PROMPT:
Quote everything from the start of the items down to the line containing "The resistor 305 is at (398, 332).", including both ends.

Collection entries:
□ □ □ □ □ □ □

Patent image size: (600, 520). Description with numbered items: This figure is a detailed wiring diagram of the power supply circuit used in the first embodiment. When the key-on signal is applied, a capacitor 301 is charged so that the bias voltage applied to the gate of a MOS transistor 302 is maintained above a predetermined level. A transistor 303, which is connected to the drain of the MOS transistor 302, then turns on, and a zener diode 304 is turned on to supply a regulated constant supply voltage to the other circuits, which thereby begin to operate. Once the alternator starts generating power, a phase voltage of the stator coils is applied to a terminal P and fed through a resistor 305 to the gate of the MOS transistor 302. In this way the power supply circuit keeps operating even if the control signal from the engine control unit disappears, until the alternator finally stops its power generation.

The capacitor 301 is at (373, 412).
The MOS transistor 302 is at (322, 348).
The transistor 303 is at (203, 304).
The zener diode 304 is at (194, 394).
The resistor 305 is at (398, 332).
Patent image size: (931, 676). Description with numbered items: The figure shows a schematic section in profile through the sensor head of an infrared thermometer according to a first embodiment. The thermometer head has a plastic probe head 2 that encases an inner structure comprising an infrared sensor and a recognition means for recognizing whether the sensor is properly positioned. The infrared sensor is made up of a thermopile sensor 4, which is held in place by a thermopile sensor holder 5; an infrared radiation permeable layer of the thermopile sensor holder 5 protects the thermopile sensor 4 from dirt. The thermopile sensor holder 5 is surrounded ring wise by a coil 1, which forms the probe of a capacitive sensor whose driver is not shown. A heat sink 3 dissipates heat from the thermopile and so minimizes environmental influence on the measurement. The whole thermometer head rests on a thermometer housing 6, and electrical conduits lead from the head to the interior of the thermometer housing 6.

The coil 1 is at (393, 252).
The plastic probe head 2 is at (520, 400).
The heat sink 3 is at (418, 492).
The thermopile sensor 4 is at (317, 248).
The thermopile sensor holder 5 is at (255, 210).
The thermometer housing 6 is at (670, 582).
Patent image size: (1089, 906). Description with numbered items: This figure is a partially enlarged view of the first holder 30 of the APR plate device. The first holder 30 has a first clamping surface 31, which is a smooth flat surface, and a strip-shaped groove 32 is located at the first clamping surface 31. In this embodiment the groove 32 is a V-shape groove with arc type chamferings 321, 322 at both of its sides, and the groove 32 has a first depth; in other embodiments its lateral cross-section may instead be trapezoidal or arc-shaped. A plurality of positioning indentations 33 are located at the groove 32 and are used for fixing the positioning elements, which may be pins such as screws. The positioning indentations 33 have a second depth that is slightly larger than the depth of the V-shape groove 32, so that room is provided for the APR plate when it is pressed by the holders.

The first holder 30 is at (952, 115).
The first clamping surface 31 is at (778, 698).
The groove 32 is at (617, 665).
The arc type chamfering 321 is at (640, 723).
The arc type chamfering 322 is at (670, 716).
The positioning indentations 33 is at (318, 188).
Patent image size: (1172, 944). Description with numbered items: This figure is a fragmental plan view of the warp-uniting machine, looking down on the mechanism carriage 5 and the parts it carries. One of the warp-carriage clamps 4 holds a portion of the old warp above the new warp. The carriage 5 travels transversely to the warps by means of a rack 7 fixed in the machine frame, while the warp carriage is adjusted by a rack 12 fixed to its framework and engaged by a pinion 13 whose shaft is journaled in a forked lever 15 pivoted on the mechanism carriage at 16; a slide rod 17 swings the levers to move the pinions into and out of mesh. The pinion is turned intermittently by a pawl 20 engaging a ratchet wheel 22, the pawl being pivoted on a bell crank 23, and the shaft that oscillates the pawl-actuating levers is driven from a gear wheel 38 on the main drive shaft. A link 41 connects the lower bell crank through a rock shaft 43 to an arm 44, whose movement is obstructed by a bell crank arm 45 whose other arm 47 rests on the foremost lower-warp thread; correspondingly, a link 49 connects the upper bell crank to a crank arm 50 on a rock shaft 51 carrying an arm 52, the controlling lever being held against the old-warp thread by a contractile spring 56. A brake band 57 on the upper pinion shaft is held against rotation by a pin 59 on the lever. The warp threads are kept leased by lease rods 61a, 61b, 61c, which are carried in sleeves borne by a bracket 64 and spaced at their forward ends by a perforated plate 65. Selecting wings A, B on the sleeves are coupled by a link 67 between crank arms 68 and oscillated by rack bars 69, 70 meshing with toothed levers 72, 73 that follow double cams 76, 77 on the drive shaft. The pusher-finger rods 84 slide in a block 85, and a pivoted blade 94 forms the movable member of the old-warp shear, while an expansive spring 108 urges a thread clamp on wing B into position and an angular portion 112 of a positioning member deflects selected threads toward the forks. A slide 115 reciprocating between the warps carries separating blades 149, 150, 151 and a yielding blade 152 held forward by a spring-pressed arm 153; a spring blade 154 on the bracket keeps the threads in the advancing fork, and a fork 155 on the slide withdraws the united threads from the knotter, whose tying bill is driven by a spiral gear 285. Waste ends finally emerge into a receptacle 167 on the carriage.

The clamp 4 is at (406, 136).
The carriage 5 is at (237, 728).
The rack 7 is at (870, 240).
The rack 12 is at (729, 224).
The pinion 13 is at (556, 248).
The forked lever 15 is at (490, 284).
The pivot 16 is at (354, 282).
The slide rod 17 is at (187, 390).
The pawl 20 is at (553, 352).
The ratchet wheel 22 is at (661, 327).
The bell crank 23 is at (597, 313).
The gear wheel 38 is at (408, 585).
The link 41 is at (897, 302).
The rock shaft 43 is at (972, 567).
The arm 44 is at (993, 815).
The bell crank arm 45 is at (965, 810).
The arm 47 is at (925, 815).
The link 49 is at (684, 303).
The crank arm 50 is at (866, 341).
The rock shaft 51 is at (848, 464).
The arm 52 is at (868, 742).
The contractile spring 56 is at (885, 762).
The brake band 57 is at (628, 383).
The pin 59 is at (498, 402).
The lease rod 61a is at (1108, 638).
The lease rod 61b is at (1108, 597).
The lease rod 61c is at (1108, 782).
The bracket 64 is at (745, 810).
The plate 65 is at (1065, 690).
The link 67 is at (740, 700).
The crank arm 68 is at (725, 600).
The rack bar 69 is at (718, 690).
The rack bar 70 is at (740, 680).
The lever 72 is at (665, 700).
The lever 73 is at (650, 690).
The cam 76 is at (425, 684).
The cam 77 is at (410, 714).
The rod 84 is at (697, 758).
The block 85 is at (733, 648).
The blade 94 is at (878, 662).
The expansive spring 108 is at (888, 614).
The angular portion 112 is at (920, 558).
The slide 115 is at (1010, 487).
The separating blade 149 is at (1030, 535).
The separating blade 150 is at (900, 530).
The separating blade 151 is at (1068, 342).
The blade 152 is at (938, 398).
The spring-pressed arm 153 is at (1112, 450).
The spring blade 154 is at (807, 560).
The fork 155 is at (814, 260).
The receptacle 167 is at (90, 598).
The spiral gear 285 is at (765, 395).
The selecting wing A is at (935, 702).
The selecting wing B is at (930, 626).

□ □ □ □ □ □ □

RESULT:
Patent image size: (600, 520). Description with numbered items: This figure is a detailed wiring diagram of the power supply circuit used in the first embodiment. When the key-on signal is applied, a capacitor 301 is charged so that the bias voltage applied to the gate of a MOS transistor 302 is maintained above a predetermined level. A transistor 303, which is connected to the drain of the MOS transistor 302, then turns on, and a zener diode 304 is turned on to supply a regulated constant supply voltage to the other circuits, which thereby begin to operate. Once the alternator starts generating power, a phase voltage of the stator coils is applied to a terminal P and fed through a resistor 305 to the gate of the MOS transistor 302. In this way the power supply circuit keeps operating even if the control signal from the engine control unit disappears, until the alternator finally stops its power generation.

The capacitor 301 is at (373, 412).
The MOS transistor 302 is at (322, 348).
The transistor 303 is at (203, 304).
The zener diode 304 is at (194, 394).
The resistor 305 is at (398, 332).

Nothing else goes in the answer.